> [SOURCE EXTRACT]:
● ● ● ● ●
Studio album by Freddie Hubbard
- Released: June 10, 2008
- Recorded: December 19–20, 2007
- Studio: Bennett Studios, Englewood, NJ
- Genre: Jazz
- Length: 52:25
- Label: Times Square FQT-CD-1810
- Producer: Yusuf Gandhi, David Weiss

Freddie Hubbard chronology
| New Colors (2001) | On the Real Side (2008) |  |

= On the Real Side =

On the Real Side is the final studio album recorded by American jazz musician Freddie Hubbard. The album was recorded in 2007 in Englewood, NJ to celebrate his 70th birthday in 2008 and released on the Times Square label in the same year as his milestone birthday and his subsequent death in the winter.

Professional ratings
Review scores
| Source | Rating |
| AllMusic |  |

==Reception==
George Kanzler of Jazz Times noted "This CD is an example of that dynamic at play in jazz. A decade ago, legendary trumpeter Freddie Hubbard’s playing career seemed shot, as he’d burned out his lip and couldn’t sustain the firebrand style that had always been his trademark, especially not in the small-group format".
● ● ● ● ●
> [EXTRACTED MATERIAL]:
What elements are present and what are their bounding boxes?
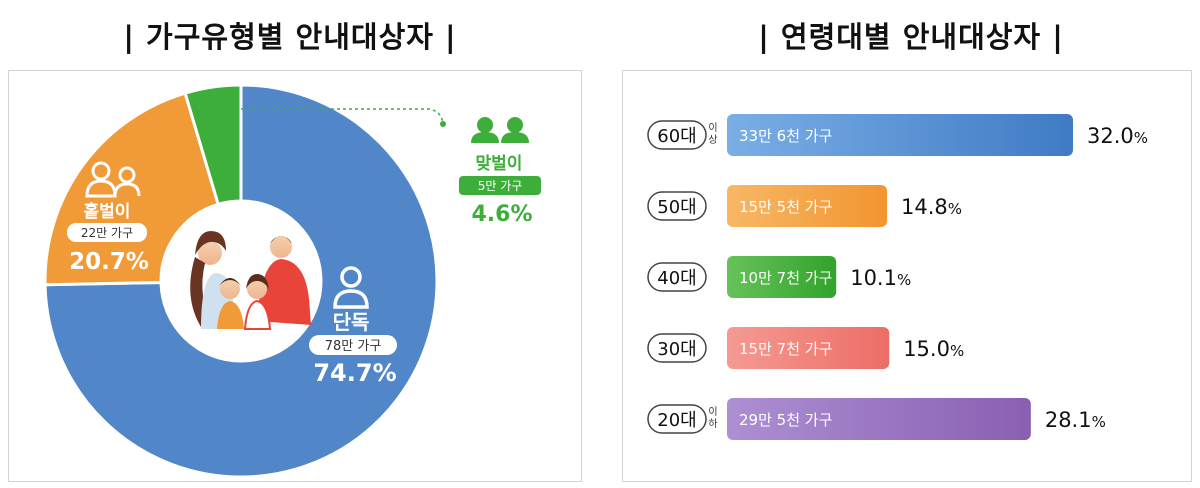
one-earner-slice-count: 22만 가구 [81,226,133,240]
age-bar-value-3: 15.0% [903,337,964,361]
age-pill-1 [647,191,707,221]
age-category-suffix-0-0: 이 [708,122,717,134]
one-earner-icon [85,161,141,198]
age-pill-0 [647,120,707,150]
age-bar-count-2: 10만 7천 가구 [739,269,832,287]
single-slice-percent: 74.7% [313,359,396,387]
single-person-icon [333,266,369,309]
age-bar-value-0: 32.0% [1087,124,1148,148]
age-category-suffix-4-1: 하 [708,417,717,430]
age-bar-2 [727,256,837,298]
household-chart-panel: 단독 78만 가구 74.7% 홑벌이 22만 가구 20.7% 맞벌이 5만 … [8,70,582,482]
age-pill-3 [647,333,707,363]
age-bar-count-4: 29만 5천 가구 [739,411,832,429]
age-chart-title: | 연령대별 안내대상자 | [758,20,1064,54]
single-slice-count: 78만 가구 [325,339,382,354]
dual-earner-slice-count: 5만 가구 [478,179,523,193]
age-pill-2 [647,262,707,292]
age-bar-value-2: 10.1% [850,266,911,290]
age-category-suffix-4-0: 이 [708,406,717,418]
age-bar-count-1: 15만 5천 가구 [739,198,832,216]
donut-slice-2 [183,83,243,207]
dual-earner-icon [471,117,529,143]
age-category-label-1: 50대 [657,197,696,218]
household-chart-title: | 가구유형별 안내대상자 | [123,20,457,54]
dual-earner-slice-name: 맞벌이 [476,154,523,174]
age-bar-1 [727,185,888,227]
family-illustration [161,213,321,349]
age-chart-panel: 60대 이 상 33만 6천 가구 32.0% 50대 15만 5천 가구 14.8% 40대 1… [622,70,1192,482]
age-bar-0 [727,114,1073,156]
age-bar-value-1: 14.8% [901,195,962,219]
single-slice-name: 단독 [333,310,370,334]
age-category-label-4: 20대 [657,410,696,431]
one-earner-slice-name: 홑벌이 [84,201,131,222]
age-pill-4 [647,404,707,434]
age-category-label-2: 40대 [657,268,696,289]
age-category-label-0: 60대 [657,126,696,147]
age-bar-3 [727,327,890,369]
age-bar-chart: 60대 이상 33만 6천 가구 32.0%50대 15만 5천 가구 14.8%40대 1… [647,114,1148,440]
age-category-label-3: 30대 [657,339,696,360]
household-donut-chart: 단독 78만 가구 74.7% 홑벌이 22만 가구 20.7% 맞벌이 5만 … [43,83,541,479]
age-bar-count-3: 15만 7천 가구 [739,340,832,358]
age-bar-value-4: 28.1% [1045,408,1106,432]
dual-earner-leader-line [241,108,444,124]
age-category-suffix-0-1: 상 [708,134,717,146]
age-bar-4 [727,398,1031,440]
donut-slice-0 [43,83,439,479]
one-earner-slice-percent: 20.7% [69,249,149,275]
age-bar-count-0: 33만 6천 가구 [739,127,832,145]
dual-earner-slice-percent: 4.6% [471,202,532,227]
● ● ● ● ●
> [INSTRUCTIONS TO FOLLOW]: Please write out, word for word, the part of the On the Real Side article that begins at the words "Freddie Hubbard chronology" and stops after "in the winter.".

> [SOLUTION]:
Freddie Hubbard chronology
| New Colors (2001) | On the Real Side (2008) |  |

= On the Real Side =

On the Real Side is the final studio album recorded by American jazz musician Freddie Hubbard. The album was recorded in 2007 in Englewood, NJ to celebrate his 70th birthday in 2008 and released on the Times Square label in the same year as his milestone birthday and his subsequent death in the winter.